Your objective: Please copy the manual validation text word for word, starting at "WinRT XAML Validation library: Manual" and ending at "the storage dictionaries.".

WinRT XAML Validation library: Manual Validation

Defining validation logic using Data Annotations is the default and recommended way in the WinRT XAML Validation library. But of course there are good reasons that you don’t want to use this approach. For example, you want to have all the validation logic for an entity at a central place or you don’t want your entities to implement ValidationBindableBase or you even don’t have access to the data model entities.

In this case you have the possibility to bypass the validation attributes and the ValidationBindableBase base class for your model entities. You get the flexibility to perform validation for yourself and add validation messages to the storage dictionaries.

Data provided:

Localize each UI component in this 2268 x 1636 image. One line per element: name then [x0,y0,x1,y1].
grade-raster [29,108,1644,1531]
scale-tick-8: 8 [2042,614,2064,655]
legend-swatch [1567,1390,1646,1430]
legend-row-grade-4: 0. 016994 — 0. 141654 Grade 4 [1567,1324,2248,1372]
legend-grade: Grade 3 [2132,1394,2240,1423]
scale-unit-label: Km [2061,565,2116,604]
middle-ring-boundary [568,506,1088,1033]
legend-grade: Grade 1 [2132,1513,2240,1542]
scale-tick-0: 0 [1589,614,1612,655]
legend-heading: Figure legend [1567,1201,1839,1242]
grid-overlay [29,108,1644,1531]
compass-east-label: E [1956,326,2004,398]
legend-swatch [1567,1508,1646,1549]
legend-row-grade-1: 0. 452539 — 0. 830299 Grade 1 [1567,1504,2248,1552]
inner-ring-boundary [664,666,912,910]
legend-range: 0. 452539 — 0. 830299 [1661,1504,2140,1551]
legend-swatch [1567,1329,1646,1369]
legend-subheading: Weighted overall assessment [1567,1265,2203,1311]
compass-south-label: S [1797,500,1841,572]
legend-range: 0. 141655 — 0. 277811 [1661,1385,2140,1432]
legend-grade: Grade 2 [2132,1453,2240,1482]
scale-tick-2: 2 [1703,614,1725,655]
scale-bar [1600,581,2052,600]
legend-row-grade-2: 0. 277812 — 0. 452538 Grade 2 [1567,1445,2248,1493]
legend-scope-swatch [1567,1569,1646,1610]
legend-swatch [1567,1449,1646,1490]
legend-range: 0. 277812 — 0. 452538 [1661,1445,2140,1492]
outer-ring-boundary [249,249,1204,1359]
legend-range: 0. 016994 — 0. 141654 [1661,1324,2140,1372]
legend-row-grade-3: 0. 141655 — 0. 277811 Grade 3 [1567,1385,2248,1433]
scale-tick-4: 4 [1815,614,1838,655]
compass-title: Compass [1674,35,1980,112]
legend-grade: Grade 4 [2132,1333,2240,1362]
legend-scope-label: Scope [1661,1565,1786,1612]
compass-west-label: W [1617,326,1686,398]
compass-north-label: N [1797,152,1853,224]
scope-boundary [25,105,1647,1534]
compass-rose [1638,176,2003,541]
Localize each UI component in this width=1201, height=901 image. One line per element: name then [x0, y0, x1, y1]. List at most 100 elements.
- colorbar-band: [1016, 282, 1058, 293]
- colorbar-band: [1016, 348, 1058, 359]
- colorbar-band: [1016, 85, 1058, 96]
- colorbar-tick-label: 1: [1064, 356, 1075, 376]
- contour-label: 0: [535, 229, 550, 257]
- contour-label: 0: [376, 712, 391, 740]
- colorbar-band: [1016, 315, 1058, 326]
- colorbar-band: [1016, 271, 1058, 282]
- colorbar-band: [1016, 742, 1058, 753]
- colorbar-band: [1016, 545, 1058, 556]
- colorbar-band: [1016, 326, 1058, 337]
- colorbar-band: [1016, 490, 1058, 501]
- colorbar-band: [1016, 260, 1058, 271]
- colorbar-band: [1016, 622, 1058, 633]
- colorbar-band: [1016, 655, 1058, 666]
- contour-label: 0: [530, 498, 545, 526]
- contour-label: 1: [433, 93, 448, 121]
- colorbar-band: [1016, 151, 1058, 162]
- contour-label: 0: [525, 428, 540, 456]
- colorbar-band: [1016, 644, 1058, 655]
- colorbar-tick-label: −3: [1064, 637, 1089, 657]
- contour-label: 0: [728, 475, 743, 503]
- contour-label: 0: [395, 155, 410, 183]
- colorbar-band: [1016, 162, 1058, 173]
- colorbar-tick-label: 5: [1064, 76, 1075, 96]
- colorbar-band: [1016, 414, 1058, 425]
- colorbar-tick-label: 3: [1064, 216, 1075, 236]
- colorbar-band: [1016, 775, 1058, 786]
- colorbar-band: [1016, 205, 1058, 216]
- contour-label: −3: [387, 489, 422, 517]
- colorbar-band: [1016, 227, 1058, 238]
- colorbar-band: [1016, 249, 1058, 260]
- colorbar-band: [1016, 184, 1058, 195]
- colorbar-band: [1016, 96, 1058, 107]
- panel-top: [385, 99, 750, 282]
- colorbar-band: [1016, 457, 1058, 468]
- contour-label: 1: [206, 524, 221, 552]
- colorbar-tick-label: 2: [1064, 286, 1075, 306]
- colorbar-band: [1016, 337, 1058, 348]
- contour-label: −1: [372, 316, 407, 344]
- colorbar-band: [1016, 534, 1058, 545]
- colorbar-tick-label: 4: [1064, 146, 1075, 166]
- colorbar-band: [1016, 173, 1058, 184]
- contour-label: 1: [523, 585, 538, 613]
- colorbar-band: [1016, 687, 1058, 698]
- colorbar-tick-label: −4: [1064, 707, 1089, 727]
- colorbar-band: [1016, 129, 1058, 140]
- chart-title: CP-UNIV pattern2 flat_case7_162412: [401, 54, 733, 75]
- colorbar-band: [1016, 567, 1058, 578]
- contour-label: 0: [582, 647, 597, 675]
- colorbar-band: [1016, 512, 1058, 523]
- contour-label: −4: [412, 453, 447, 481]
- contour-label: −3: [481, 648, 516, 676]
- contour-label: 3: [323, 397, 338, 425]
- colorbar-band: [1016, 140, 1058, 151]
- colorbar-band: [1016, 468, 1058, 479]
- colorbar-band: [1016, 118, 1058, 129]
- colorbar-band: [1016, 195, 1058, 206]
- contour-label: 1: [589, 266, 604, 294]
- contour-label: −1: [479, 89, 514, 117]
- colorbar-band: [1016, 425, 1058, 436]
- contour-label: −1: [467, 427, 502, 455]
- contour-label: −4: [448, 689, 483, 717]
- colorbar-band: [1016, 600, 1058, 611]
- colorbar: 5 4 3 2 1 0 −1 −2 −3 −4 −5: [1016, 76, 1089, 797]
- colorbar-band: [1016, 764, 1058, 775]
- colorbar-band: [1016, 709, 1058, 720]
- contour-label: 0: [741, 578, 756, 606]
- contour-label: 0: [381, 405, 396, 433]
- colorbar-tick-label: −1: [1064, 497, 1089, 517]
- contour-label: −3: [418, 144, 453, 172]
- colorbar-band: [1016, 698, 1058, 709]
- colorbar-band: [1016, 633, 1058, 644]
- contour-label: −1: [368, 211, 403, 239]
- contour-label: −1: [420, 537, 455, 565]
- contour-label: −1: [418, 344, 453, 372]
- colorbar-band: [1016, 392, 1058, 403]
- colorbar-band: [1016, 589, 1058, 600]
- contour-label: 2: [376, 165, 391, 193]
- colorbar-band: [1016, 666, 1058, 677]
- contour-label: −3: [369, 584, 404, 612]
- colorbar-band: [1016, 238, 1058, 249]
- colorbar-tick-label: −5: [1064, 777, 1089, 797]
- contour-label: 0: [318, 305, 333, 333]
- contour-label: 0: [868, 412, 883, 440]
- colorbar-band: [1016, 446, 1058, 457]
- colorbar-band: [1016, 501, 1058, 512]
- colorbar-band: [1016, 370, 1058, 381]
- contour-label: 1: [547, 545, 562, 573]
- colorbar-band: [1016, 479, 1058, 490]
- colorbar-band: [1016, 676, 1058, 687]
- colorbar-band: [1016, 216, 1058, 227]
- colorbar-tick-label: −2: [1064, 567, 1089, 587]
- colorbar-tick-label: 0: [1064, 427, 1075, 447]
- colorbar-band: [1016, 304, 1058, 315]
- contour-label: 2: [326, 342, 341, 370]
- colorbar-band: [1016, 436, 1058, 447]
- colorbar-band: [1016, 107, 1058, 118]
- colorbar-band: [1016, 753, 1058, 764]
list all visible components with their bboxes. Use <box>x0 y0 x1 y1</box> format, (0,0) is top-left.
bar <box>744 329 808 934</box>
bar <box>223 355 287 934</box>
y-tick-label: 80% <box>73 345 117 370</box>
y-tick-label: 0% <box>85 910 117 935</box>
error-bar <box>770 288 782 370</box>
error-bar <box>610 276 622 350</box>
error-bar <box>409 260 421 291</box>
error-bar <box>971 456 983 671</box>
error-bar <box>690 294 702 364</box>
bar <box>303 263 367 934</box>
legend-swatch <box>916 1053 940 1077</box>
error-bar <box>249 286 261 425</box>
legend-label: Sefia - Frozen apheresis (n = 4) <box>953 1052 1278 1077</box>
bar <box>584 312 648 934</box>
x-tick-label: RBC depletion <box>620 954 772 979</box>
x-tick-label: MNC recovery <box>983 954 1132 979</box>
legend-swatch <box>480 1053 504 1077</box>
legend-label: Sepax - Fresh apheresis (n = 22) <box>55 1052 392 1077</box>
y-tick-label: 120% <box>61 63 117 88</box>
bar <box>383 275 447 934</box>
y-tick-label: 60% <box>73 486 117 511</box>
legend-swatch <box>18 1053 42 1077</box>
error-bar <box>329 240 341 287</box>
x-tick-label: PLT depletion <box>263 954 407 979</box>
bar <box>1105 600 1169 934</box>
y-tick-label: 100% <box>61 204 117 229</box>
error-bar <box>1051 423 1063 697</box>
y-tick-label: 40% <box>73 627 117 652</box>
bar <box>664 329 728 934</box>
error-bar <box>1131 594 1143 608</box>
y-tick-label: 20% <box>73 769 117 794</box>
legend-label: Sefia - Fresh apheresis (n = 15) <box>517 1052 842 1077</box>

Reply:
WinRT XAML Validation library: Manual Validation

Defining validation logic using Data Annotations is the default and recommended way in the WinRT XAML Validation library. But of course there are good reasons that you don’t want to use this approach. For example, you want to have all the validation logic for an entity at a central place or you don’t want your entities to implement ValidationBindableBase or you even don’t have access to the data model entities.

In this case you have the possibility to bypass the validation attributes and the ValidationBindableBase base class for your model entities. You get the flexibility to perform validation for yourself and add validation messages to the storage dictionaries.